**SET PROBLEM**
Count how many lines of the data include "JSON". The answer is that number and nothing else.

▶

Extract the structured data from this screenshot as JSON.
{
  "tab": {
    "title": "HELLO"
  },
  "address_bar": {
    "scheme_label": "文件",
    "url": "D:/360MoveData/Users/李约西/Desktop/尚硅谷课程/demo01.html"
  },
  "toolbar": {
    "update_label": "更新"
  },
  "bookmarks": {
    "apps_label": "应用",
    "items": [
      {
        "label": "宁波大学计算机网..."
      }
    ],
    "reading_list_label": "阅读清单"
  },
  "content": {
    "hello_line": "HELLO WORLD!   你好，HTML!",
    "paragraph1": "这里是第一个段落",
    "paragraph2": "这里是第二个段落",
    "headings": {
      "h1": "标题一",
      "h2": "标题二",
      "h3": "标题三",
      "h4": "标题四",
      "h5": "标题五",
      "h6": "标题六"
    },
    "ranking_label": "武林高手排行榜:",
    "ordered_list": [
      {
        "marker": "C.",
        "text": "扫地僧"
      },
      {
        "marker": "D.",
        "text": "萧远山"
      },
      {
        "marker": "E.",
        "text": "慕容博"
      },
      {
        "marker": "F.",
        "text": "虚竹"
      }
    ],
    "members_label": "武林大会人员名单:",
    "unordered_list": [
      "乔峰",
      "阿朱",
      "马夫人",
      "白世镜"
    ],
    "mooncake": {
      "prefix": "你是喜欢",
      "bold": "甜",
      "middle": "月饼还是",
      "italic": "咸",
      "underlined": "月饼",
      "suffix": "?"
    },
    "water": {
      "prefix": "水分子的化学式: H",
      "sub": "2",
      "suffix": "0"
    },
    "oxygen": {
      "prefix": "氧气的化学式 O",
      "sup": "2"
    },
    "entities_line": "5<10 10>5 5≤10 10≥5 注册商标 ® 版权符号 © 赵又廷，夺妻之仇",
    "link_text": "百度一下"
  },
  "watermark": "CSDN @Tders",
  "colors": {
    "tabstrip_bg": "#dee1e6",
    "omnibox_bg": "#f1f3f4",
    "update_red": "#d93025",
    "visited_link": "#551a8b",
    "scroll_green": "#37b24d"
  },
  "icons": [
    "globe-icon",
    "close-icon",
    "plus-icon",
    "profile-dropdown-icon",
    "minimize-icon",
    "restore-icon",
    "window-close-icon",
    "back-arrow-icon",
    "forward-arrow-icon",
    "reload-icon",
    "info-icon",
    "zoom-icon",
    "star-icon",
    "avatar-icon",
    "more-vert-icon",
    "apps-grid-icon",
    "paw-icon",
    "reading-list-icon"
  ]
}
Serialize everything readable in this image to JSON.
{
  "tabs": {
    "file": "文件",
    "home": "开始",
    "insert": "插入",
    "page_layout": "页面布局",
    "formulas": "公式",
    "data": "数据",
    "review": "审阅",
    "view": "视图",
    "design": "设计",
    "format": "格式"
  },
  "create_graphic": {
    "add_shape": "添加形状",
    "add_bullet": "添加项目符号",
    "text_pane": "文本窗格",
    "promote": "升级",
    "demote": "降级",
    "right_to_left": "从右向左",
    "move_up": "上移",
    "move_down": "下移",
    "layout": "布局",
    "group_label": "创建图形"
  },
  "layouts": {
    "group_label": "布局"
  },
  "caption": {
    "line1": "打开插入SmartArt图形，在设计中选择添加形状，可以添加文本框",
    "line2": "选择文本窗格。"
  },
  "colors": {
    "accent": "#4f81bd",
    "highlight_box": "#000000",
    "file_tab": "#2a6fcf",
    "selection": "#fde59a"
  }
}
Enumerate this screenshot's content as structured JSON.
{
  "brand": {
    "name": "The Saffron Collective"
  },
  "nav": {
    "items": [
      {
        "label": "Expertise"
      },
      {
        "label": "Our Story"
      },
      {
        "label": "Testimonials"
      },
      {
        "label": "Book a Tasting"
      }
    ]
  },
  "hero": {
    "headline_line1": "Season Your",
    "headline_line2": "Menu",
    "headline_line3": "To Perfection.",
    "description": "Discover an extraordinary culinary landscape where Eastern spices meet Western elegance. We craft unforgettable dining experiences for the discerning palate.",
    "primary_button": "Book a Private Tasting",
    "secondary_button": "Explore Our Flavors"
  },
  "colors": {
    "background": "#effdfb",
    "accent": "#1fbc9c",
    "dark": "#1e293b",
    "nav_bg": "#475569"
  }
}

◀

**RESPONSE TO THE EXERCISE**
3